▶ **Goal**: Return each line of the records with nothing changed, pictures excepted.

▶ **Provided records**:

------------------------------------------------

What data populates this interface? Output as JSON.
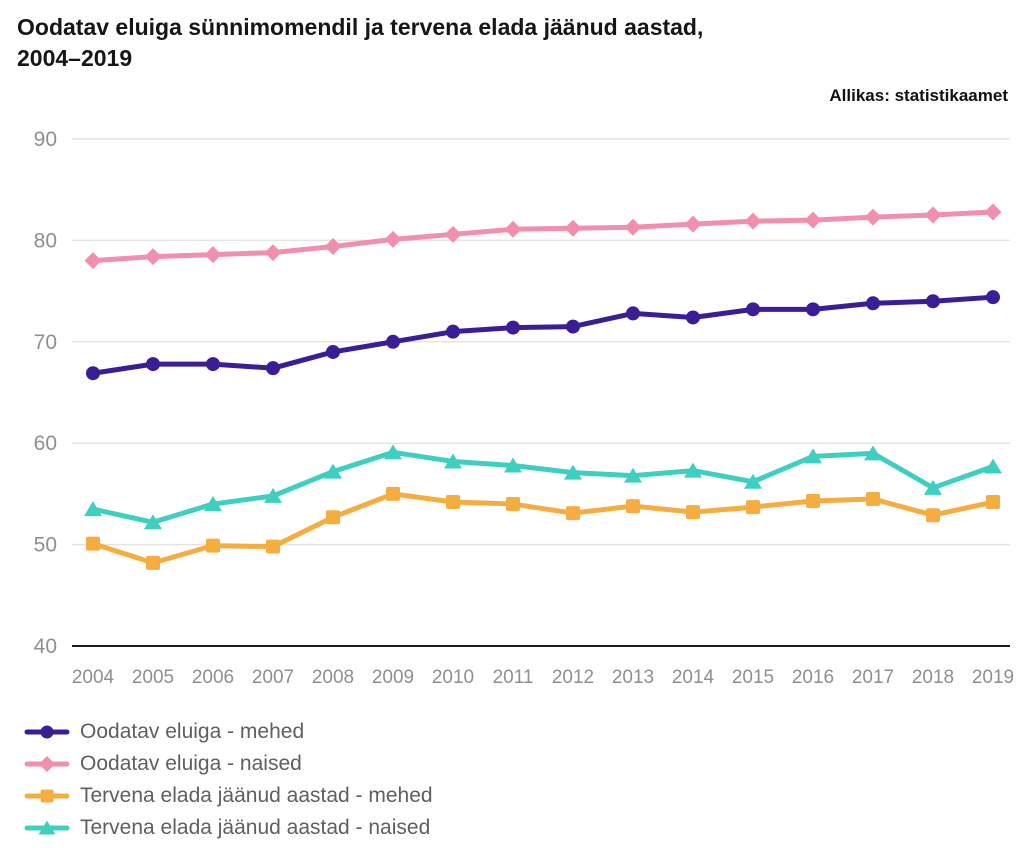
{
  "page": {
    "title": "Oodatav eluiga sünnimomendil ja tervena elada jäänud aastad,\n2004–2019",
    "source": "Allikas: statistikaamet"
  },
  "chart_data": {
    "type": "line",
    "title": "Oodatav eluiga sünnimomendil ja tervena elada jäänud aastad, 2004–2019",
    "source": "Allikas: statistikaamet",
    "categories": [
      2004,
      2005,
      2006,
      2007,
      2008,
      2009,
      2010,
      2011,
      2012,
      2013,
      2014,
      2015,
      2016,
      2017,
      2018,
      2019
    ],
    "series": [
      {
        "name": "Oodatav eluiga - mehed",
        "color": "#3b1d96",
        "marker": "circle",
        "values": [
          66.9,
          67.8,
          67.8,
          67.4,
          69.0,
          70.0,
          71.0,
          71.4,
          71.5,
          72.8,
          72.4,
          73.2,
          73.2,
          73.8,
          74.0,
          74.4
        ]
      },
      {
        "name": "Oodatav eluiga - naised",
        "color": "#f28fad",
        "marker": "diamond",
        "values": [
          78.0,
          78.4,
          78.6,
          78.8,
          79.4,
          80.1,
          80.6,
          81.1,
          81.2,
          81.3,
          81.6,
          81.9,
          82.0,
          82.3,
          82.5,
          82.8
        ]
      },
      {
        "name": "Tervena elada jäänud aastad - mehed",
        "color": "#f5ad41",
        "marker": "square",
        "values": [
          50.1,
          48.2,
          49.9,
          49.8,
          52.7,
          55.0,
          54.2,
          54.0,
          53.1,
          53.8,
          53.2,
          53.7,
          54.3,
          54.5,
          52.9,
          54.2
        ]
      },
      {
        "name": "Tervena elada jäänud aastad - naised",
        "color": "#3fcfc0",
        "marker": "triangle",
        "values": [
          53.5,
          52.2,
          54.0,
          54.8,
          57.2,
          59.1,
          58.2,
          57.8,
          57.1,
          56.8,
          57.3,
          56.2,
          58.7,
          59.0,
          55.6,
          57.7
        ]
      }
    ],
    "xlabel": "",
    "ylabel": "",
    "ylim": [
      40,
      90
    ],
    "y_ticks": [
      40,
      50,
      60,
      70,
      80,
      90
    ],
    "grid": "horizontal",
    "legend_position": "bottom-left",
    "colors": {
      "gridline": "#e4e4e4",
      "axis_line": "#1c1c1c",
      "tick_label": "#8f8f8f",
      "legend_text": "#5f5f5f",
      "title_text": "#161616"
    }
  }
}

------------------------------------------------

▶ **Solved exercise**:
What data populates this interface? Output as JSON.
{
  "page": {
    "title": "Oodatav eluiga sünnimomendil ja tervena elada jäänud aastad,\n2004–2019",
    "source": "Allikas: statistikaamet"
  },
  "chart_data": {
    "type": "line",
    "title": "Oodatav eluiga sünnimomendil ja tervena elada jäänud aastad, 2004–2019",
    "source": "Allikas: statistikaamet",
    "categories": [
      2004,
      2005,
      2006,
      2007,
      2008,
      2009,
      2010,
      2011,
      2012,
      2013,
      2014,
      2015,
      2016,
      2017,
      2018,
      2019
    ],
    "series": [
      {
        "name": "Oodatav eluiga - mehed",
        "color": "#3b1d96",
        "marker": "circle",
        "values": [
          66.9,
          67.8,
          67.8,
          67.4,
          69.0,
          70.0,
          71.0,
          71.4,
          71.5,
          72.8,
          72.4,
          73.2,
          73.2,
          73.8,
          74.0,
          74.4
        ]
      },
      {
        "name": "Oodatav eluiga - naised",
        "color": "#f28fad",
        "marker": "diamond",
        "values": [
          78.0,
          78.4,
          78.6,
          78.8,
          79.4,
          80.1,
          80.6,
          81.1,
          81.2,
          81.3,
          81.6,
          81.9,
          82.0,
          82.3,
          82.5,
          82.8
        ]
      },
      {
        "name": "Tervena elada jäänud aastad - mehed",
        "color": "#f5ad41",
        "marker": "square",
        "values": [
          50.1,
          48.2,
          49.9,
          49.8,
          52.7,
          55.0,
          54.2,
          54.0,
          53.1,
          53.8,
          53.2,
          53.7,
          54.3,
          54.5,
          52.9,
          54.2
        ]
      },
      {
        "name": "Tervena elada jäänud aastad - naised",
        "color": "#3fcfc0",
        "marker": "triangle",
        "values": [
          53.5,
          52.2,
          54.0,
          54.8,
          57.2,
          59.1,
          58.2,
          57.8,
          57.1,
          56.8,
          57.3,
          56.2,
          58.7,
          59.0,
          55.6,
          57.7
        ]
      }
    ],
    "xlabel": "",
    "ylabel": "",
    "ylim": [
      40,
      90
    ],
    "y_ticks": [
      40,
      50,
      60,
      70,
      80,
      90
    ],
    "grid": "horizontal",
    "legend_position": "bottom-left",
    "colors": {
      "gridline": "#e4e4e4",
      "axis_line": "#1c1c1c",
      "tick_label": "#8f8f8f",
      "legend_text": "#5f5f5f",
      "title_text": "#161616"
    }
  }
}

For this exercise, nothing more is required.